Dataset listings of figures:
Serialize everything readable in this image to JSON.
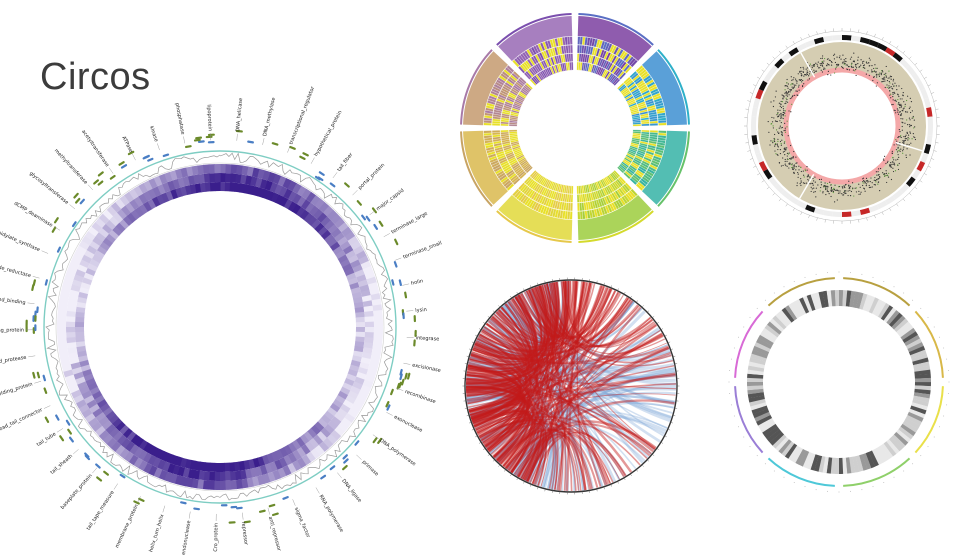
{
  "title": "Circos",
  "main_labels": [
    "DNA_helicase",
    "DNA_methylase",
    "transcriptional_regulator",
    "hypothetical_protein",
    "tail_fiber",
    "portal_protein",
    "major_capsid",
    "terminase_large",
    "terminase_small",
    "holin",
    "lysin",
    "integrase",
    "excisionase",
    "recombinase",
    "exonuclease",
    "DNA_polymerase",
    "primase",
    "DNA_ligase",
    "RNA_polymerase",
    "sigma_factor",
    "anti_repressor",
    "repressor",
    "Cro_protein",
    "endonuclease",
    "helix_turn_helix",
    "membrane_protein",
    "tail_tape_measure",
    "baseplate_protein",
    "tail_sheath",
    "tail_tube",
    "head_tail_connector",
    "scaffolding_protein",
    "prohead_protease",
    "DNA_binding_protein",
    "single_strand_binding",
    "ribonucleotide_reductase",
    "thymidylate_synthase",
    "dCMP_deaminase",
    "glycosyltransferase",
    "methyltransferase",
    "acetyltransferase",
    "ATPase",
    "kinase",
    "phosphatase",
    "lipoprotein"
  ],
  "colors": {
    "title": "#3c3c3c",
    "outer_ring": "#7ecdc3",
    "green_marks": "#6b8a2a",
    "blue_marks": "#4a7ec4",
    "heat_dark": "#3a1e8c",
    "heat_light": "#f1eef9",
    "gray_line": "#9a9a9a",
    "chord_red": "#c41a1a",
    "chord_blue": "#7da6d6",
    "beige_ring": "#d5cdb2",
    "pink_ring": "#f4a8a8"
  }
}
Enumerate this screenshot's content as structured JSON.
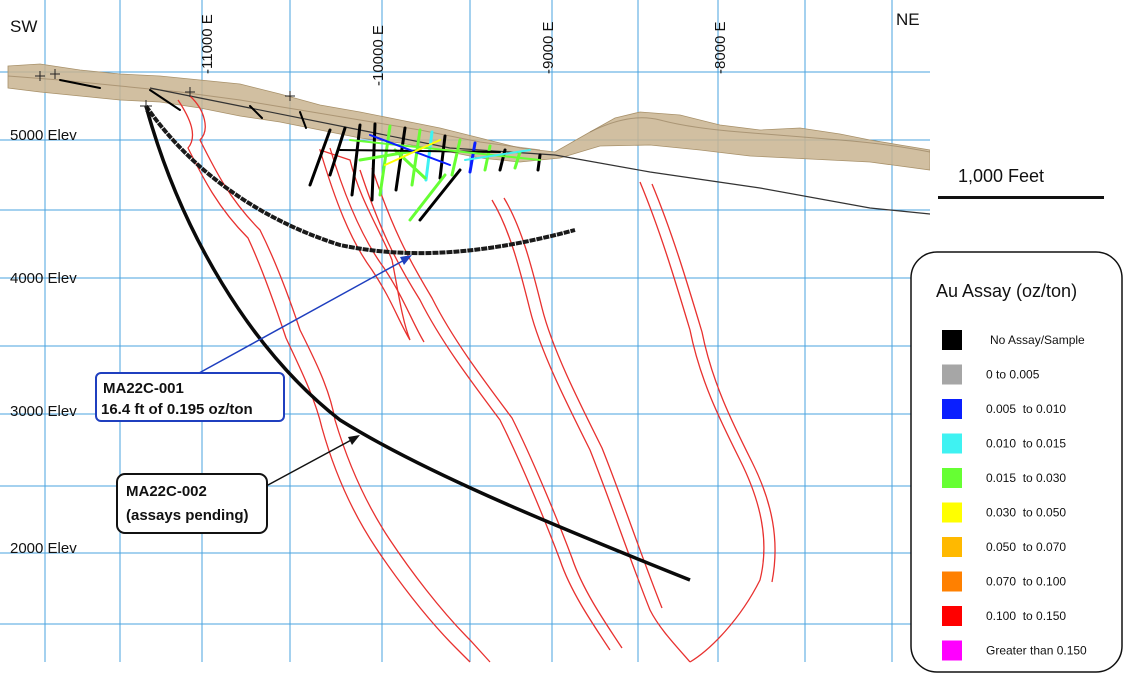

=== DIRECTIONS ===
Every line above should be retyped exactly; the pictures do not belong in the copy.

=== YOUR SOLUTION ===
Serialize everything readable in this image to JSON.
{
  "title": "Circos",
  "main_labels": [
    "DNA_helicase",
    "DNA_methylase",
    "transcriptional_regulator",
    "hypothetical_protein",
    "tail_fiber",
    "portal_protein",
    "major_capsid",
    "terminase_large",
    "terminase_small",
    "holin",
    "lysin",
    "integrase",
    "excisionase",
    "recombinase",
    "exonuclease",
    "DNA_polymerase",
    "primase",
    "DNA_ligase",
    "RNA_polymerase",
    "sigma_factor",
    "anti_repressor",
    "repressor",
    "Cro_protein",
    "endonuclease",
    "helix_turn_helix",
    "membrane_protein",
    "tail_tape_measure",
    "baseplate_protein",
    "tail_sheath",
    "tail_tube",
    "head_tail_connector",
    "scaffolding_protein",
    "prohead_protease",
    "DNA_binding_protein",
    "single_strand_binding",
    "ribonucleotide_reductase",
    "thymidylate_synthase",
    "dCMP_deaminase",
    "glycosyltransferase",
    "methyltransferase",
    "acetyltransferase",
    "ATPase",
    "kinase",
    "phosphatase",
    "lipoprotein"
  ],
  "colors": {
    "title": "#3c3c3c",
    "outer_ring": "#7ecdc3",
    "green_marks": "#6b8a2a",
    "blue_marks": "#4a7ec4",
    "heat_dark": "#3a1e8c",
    "heat_light": "#f1eef9",
    "gray_line": "#9a9a9a",
    "chord_red": "#c41a1a",
    "chord_blue": "#7da6d6",
    "beige_ring": "#d5cdb2",
    "pink_ring": "#f4a8a8"
  }
}
Enumerate this screenshot's content as structured JSON.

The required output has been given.